- _Goal_:
Extract, from the listing that follows, each line containing the word "this".

- _Records supplied_:
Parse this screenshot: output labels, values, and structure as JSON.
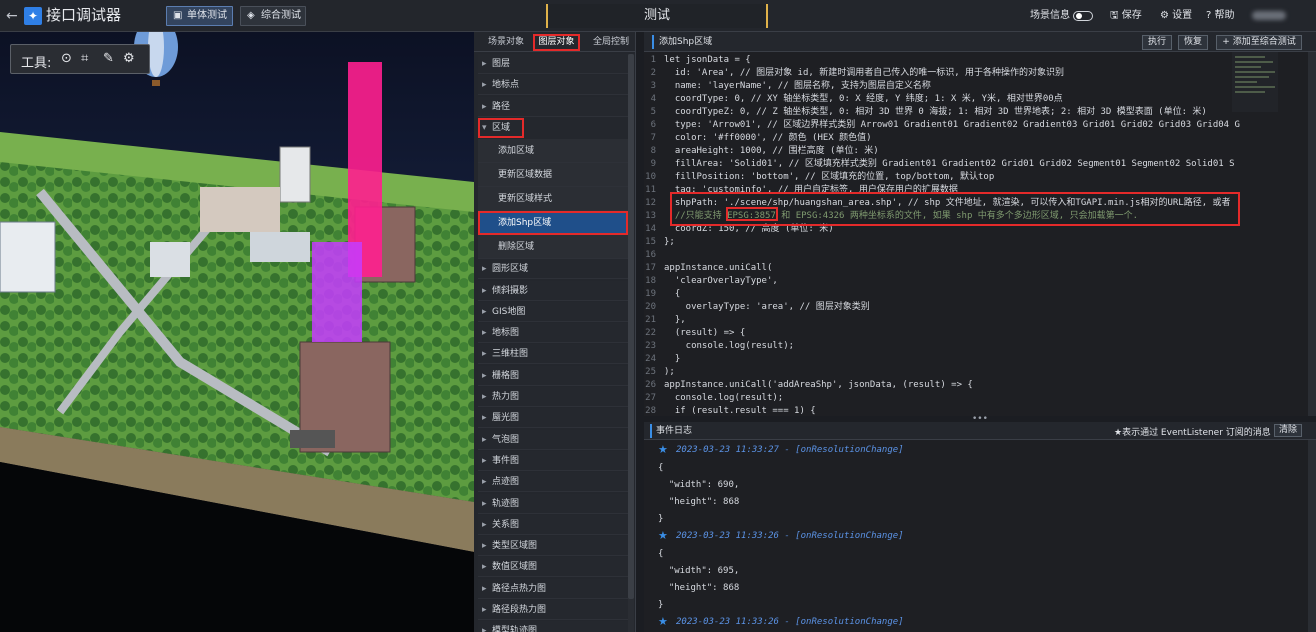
{
  "app": {
    "title": "接口调试器"
  },
  "top_buttons": {
    "unit_test": "单体测试",
    "combo_test": "综合测试"
  },
  "center": {
    "title": "测试"
  },
  "topright": {
    "scene_info": "场景信息",
    "save": "保存",
    "settings": "设置",
    "help": "帮助"
  },
  "toolbar": {
    "label": "工具:"
  },
  "tabs": {
    "scene_object": "场景对象",
    "layer_object": "图层对象",
    "global_control": "全局控制"
  },
  "menu": [
    {
      "label": "图层",
      "type": "cat"
    },
    {
      "label": "地标点",
      "type": "cat"
    },
    {
      "label": "路径",
      "type": "cat"
    },
    {
      "label": "区域",
      "type": "open"
    },
    {
      "label": "添加区域",
      "type": "sub"
    },
    {
      "label": "更新区域数据",
      "type": "sub"
    },
    {
      "label": "更新区域样式",
      "type": "sub"
    },
    {
      "label": "添加Shp区域",
      "type": "sel"
    },
    {
      "label": "删除区域",
      "type": "sub"
    },
    {
      "label": "圆形区域",
      "type": "cat"
    },
    {
      "label": "倾斜摄影",
      "type": "cat"
    },
    {
      "label": "GIS地图",
      "type": "cat"
    },
    {
      "label": "地标图",
      "type": "cat"
    },
    {
      "label": "三维柱图",
      "type": "cat"
    },
    {
      "label": "栅格图",
      "type": "cat"
    },
    {
      "label": "热力图",
      "type": "cat"
    },
    {
      "label": "蜃光图",
      "type": "cat"
    },
    {
      "label": "气泡图",
      "type": "cat"
    },
    {
      "label": "事件图",
      "type": "cat"
    },
    {
      "label": "点迹图",
      "type": "cat"
    },
    {
      "label": "轨迹图",
      "type": "cat"
    },
    {
      "label": "关系图",
      "type": "cat"
    },
    {
      "label": "类型区域图",
      "type": "cat"
    },
    {
      "label": "数值区域图",
      "type": "cat"
    },
    {
      "label": "路径点热力图",
      "type": "cat"
    },
    {
      "label": "路径段热力图",
      "type": "cat"
    },
    {
      "label": "模型轨迹图",
      "type": "cat"
    }
  ],
  "code_panel": {
    "title": "添加Shp区域",
    "exec": "执行",
    "reset": "恢复",
    "add": "添加至综合测试"
  },
  "code_lines": [
    {
      "n": "1",
      "t": "let jsonData = {"
    },
    {
      "n": "2",
      "t": "  id: 'Area', // 图层对象 id, 新建时调用者自己传入的唯一标识, 用于各种操作的对象识别"
    },
    {
      "n": "3",
      "t": "  name: 'layerName', // 图层名称, 支持为图层自定义名称"
    },
    {
      "n": "4",
      "t": "  coordType: 0, // XY 轴坐标类型, 0: X 经度, Y 纬度; 1: X 米, Y米, 相对世界00点"
    },
    {
      "n": "5",
      "t": "  coordTypeZ: 0, // Z 轴坐标类型, 0: 相对 3D 世界 0 海拔; 1: 相对 3D 世界地表; 2: 相对 3D 模型表面 (单位: 米)"
    },
    {
      "n": "6",
      "t": "  type: 'Arrow01', // 区域边界样式类别 Arrow01 Gradient01 Gradient02 Gradient03 Grid01 Grid02 Grid03 Grid04 G"
    },
    {
      "n": "7",
      "t": "  color: '#ff0000', // 颜色 (HEX 颜色值)"
    },
    {
      "n": "8",
      "t": "  areaHeight: 1000, // 围栏高度 (单位: 米)"
    },
    {
      "n": "9",
      "t": "  fillArea: 'Solid01', // 区域填充样式类别 Gradient01 Gradient02 Grid01 Grid02 Segment01 Segment02 Solid01 S"
    },
    {
      "n": "10",
      "t": "  fillPosition: 'bottom', // 区域填充的位置, top/bottom, 默认top"
    },
    {
      "n": "11",
      "t": "  tag: 'custominfo', // 用户自定标签, 用户保存用户的扩展数据"
    },
    {
      "n": "12",
      "t": "  shpPath: './scene/shp/huangshan_area.shp', // shp 文件地址, 就渲染, 可以传入和TGAPI.min.js相对的URL路径, 或者"
    },
    {
      "n": "13",
      "t": "  //只能支持 EPSG:3857 和 EPSG:4326 两种坐标系的文件, 如果 shp 中有多个多边形区域, 只会加载第一个."
    },
    {
      "n": "14",
      "t": "  coordZ: 150, // 高度 (单位: 米)"
    },
    {
      "n": "15",
      "t": "};"
    },
    {
      "n": "16",
      "t": ""
    },
    {
      "n": "17",
      "t": "appInstance.uniCall("
    },
    {
      "n": "18",
      "t": "  'clearOverlayType',"
    },
    {
      "n": "19",
      "t": "  {"
    },
    {
      "n": "20",
      "t": "    overlayType: 'area', // 图层对象类别"
    },
    {
      "n": "21",
      "t": "  },"
    },
    {
      "n": "22",
      "t": "  (result) => {"
    },
    {
      "n": "23",
      "t": "    console.log(result);"
    },
    {
      "n": "24",
      "t": "  }"
    },
    {
      "n": "25",
      "t": ");"
    },
    {
      "n": "26",
      "t": "appInstance.uniCall('addAreaShp', jsonData, (result) => {"
    },
    {
      "n": "27",
      "t": "  console.log(result);"
    },
    {
      "n": "28",
      "t": "  if (result.result === 1) {"
    }
  ],
  "log_panel": {
    "title": "事件日志",
    "note": "★表示通过 EventListener 订阅的消息",
    "clear": "清除"
  },
  "log_lines": [
    {
      "t": "2023-03-23 11:33:27 - [onResolutionChange]",
      "ev": true
    },
    {
      "t": "{",
      "ev": false
    },
    {
      "t": "  \"width\": 690,",
      "ev": false
    },
    {
      "t": "  \"height\": 868",
      "ev": false
    },
    {
      "t": "}",
      "ev": false
    },
    {
      "t": "2023-03-23 11:33:26 - [onResolutionChange]",
      "ev": true
    },
    {
      "t": "{",
      "ev": false
    },
    {
      "t": "  \"width\": 695,",
      "ev": false
    },
    {
      "t": "  \"height\": 868",
      "ev": false
    },
    {
      "t": "}",
      "ev": false
    },
    {
      "t": "2023-03-23 11:33:26 - [onResolutionChange]",
      "ev": true
    }
  ]
}
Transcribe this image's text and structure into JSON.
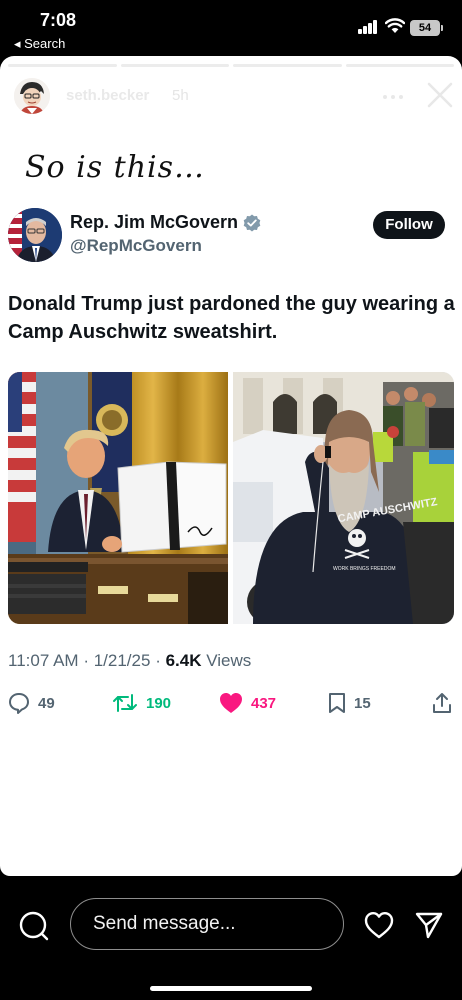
{
  "status_bar": {
    "time": "7:08",
    "back_label": "◂ Search",
    "battery": "54"
  },
  "story": {
    "username": "seth.becker",
    "age": "5h",
    "caption": "So is this…",
    "progress_segments": 4,
    "progress_done": 4
  },
  "tweet": {
    "display_name": "Rep. Jim McGovern",
    "handle": "@RepMcGovern",
    "follow_label": "Follow",
    "text": "Donald Trump just pardoned the guy wearing a Camp Auschwitz sweatshirt.",
    "time": "11:07 AM",
    "date": "1/21/25",
    "views": "6.4K",
    "views_label": "Views",
    "separator": "·",
    "replies": "49",
    "reposts": "190",
    "likes": "437",
    "bookmarks": "15",
    "sweatshirt_print": "CAMP AUSCHWITZ",
    "sweatshirt_print_small": "WORK BRINGS FREEDOM"
  },
  "composer": {
    "placeholder": "Send message..."
  },
  "colors": {
    "repost_green": "#00ba7c",
    "like_pink": "#f91880",
    "verified_blue": "#829aab",
    "muted_text": "#536471"
  },
  "icons": [
    "signal-icon",
    "wifi-icon",
    "more-icon",
    "close-icon",
    "verified-icon",
    "reply-icon",
    "repost-icon",
    "like-icon",
    "bookmark-icon",
    "share-icon",
    "camera-icon",
    "heart-icon",
    "send-icon"
  ]
}
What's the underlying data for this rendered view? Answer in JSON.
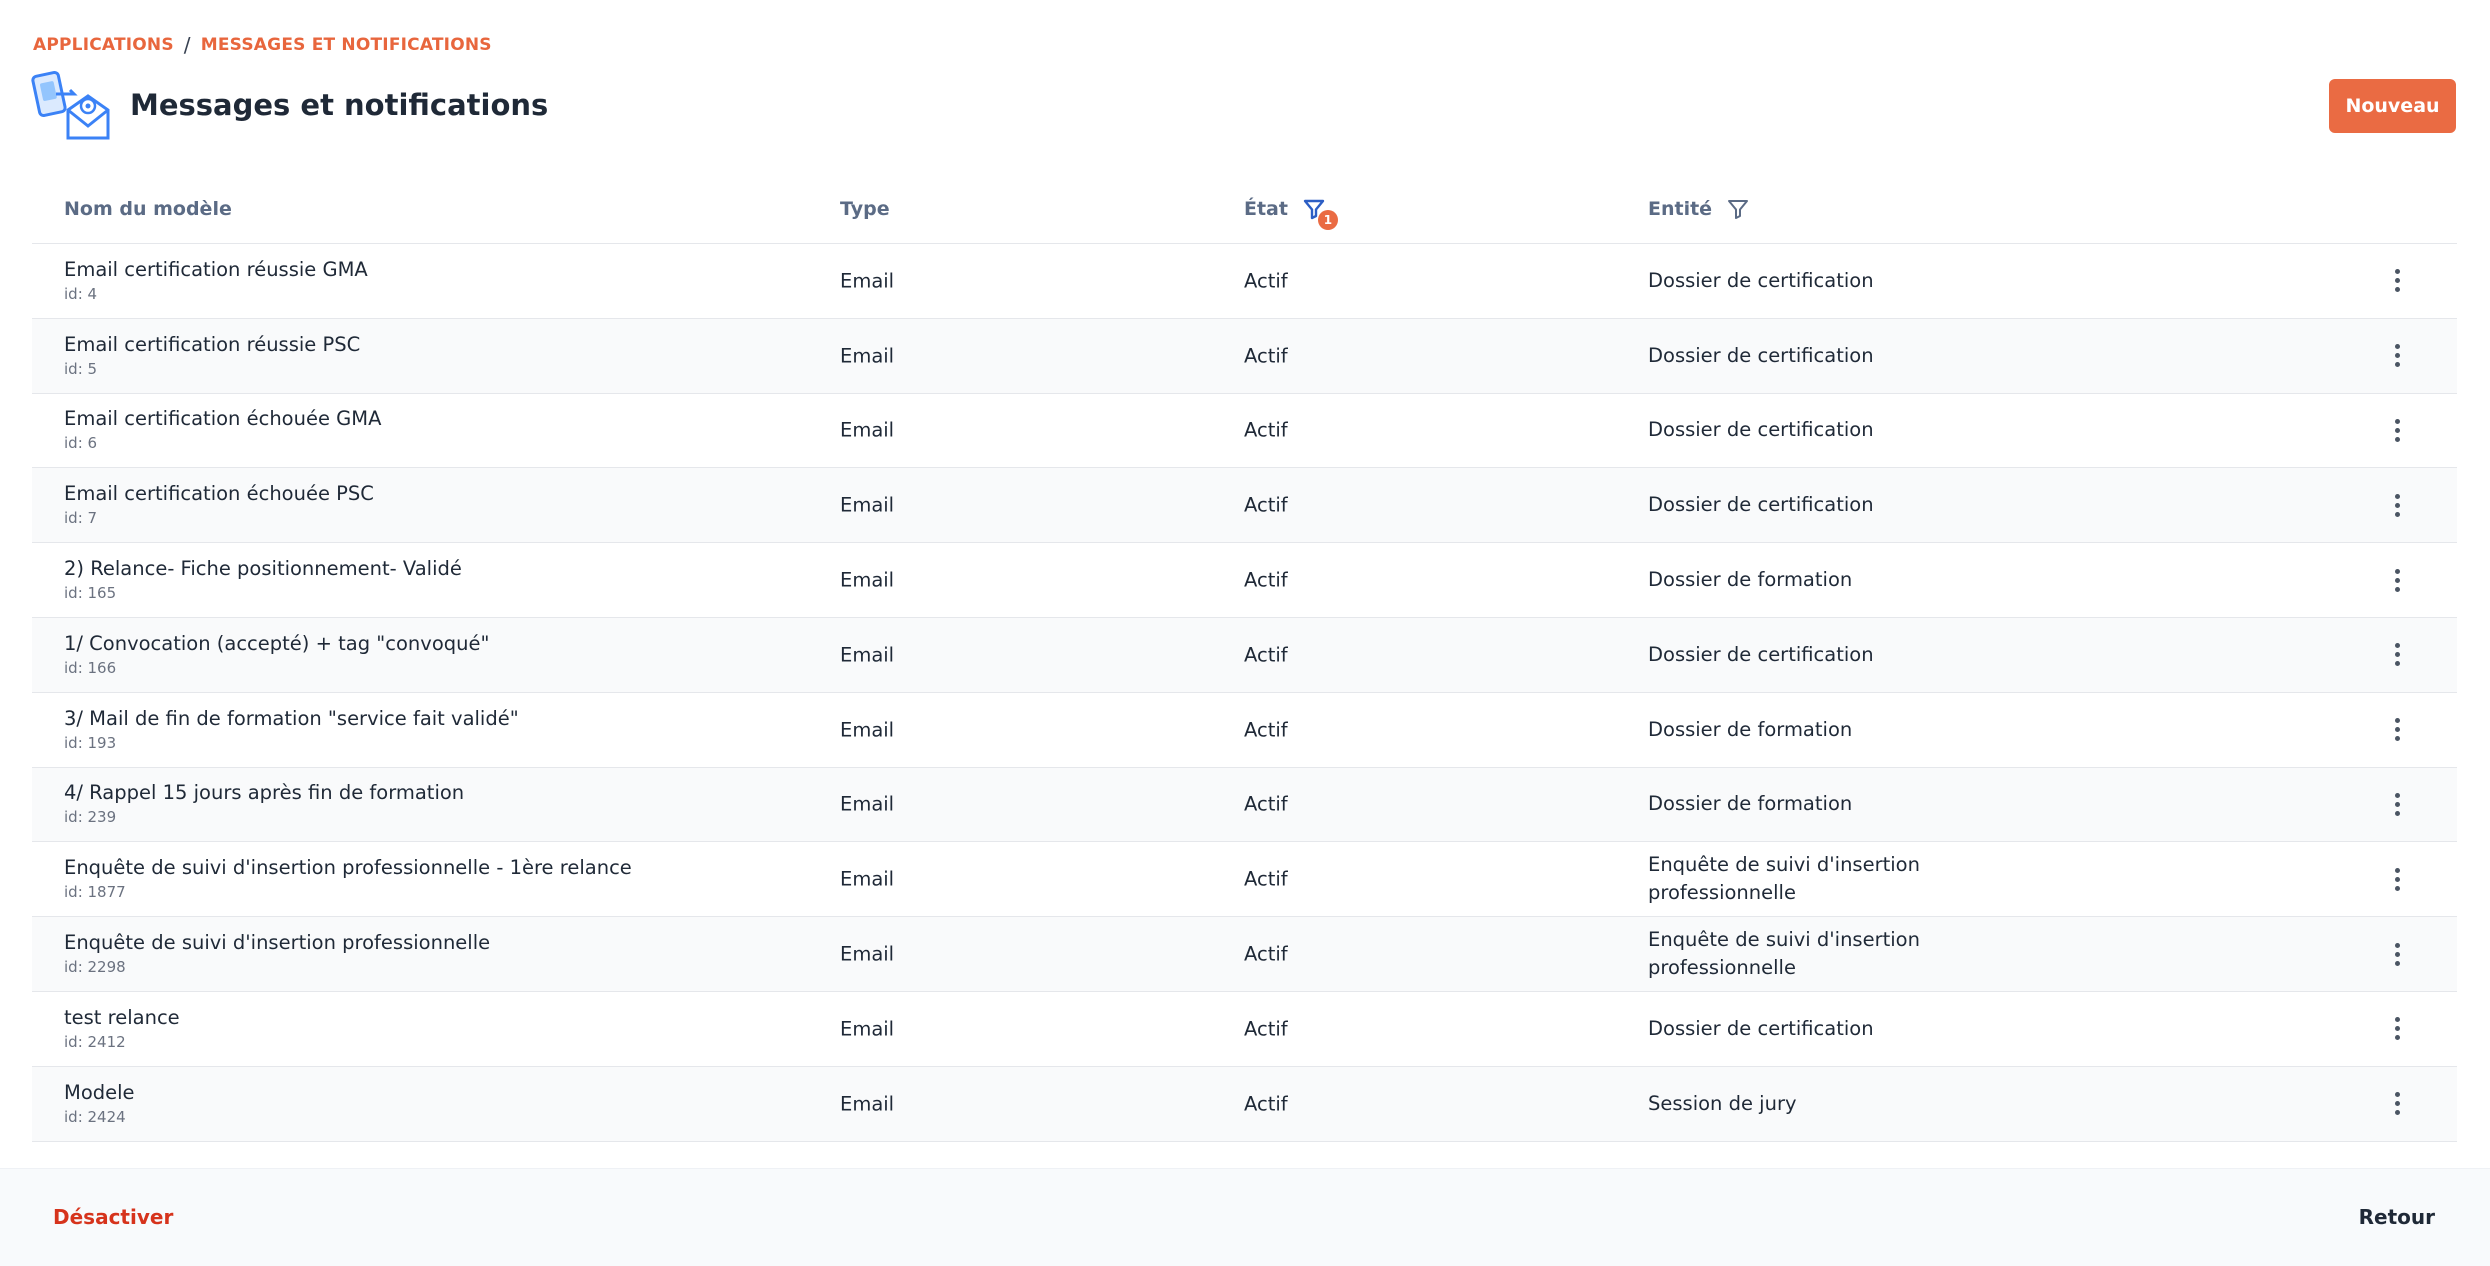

- _Exercise output_:
Parse this screenshot: output labels, values, and structure as JSON.
Transcribe this image's text and structure into JSON.
    "caption": "So is this…",
What's the underlying data for this rendered view? Answer in JSON.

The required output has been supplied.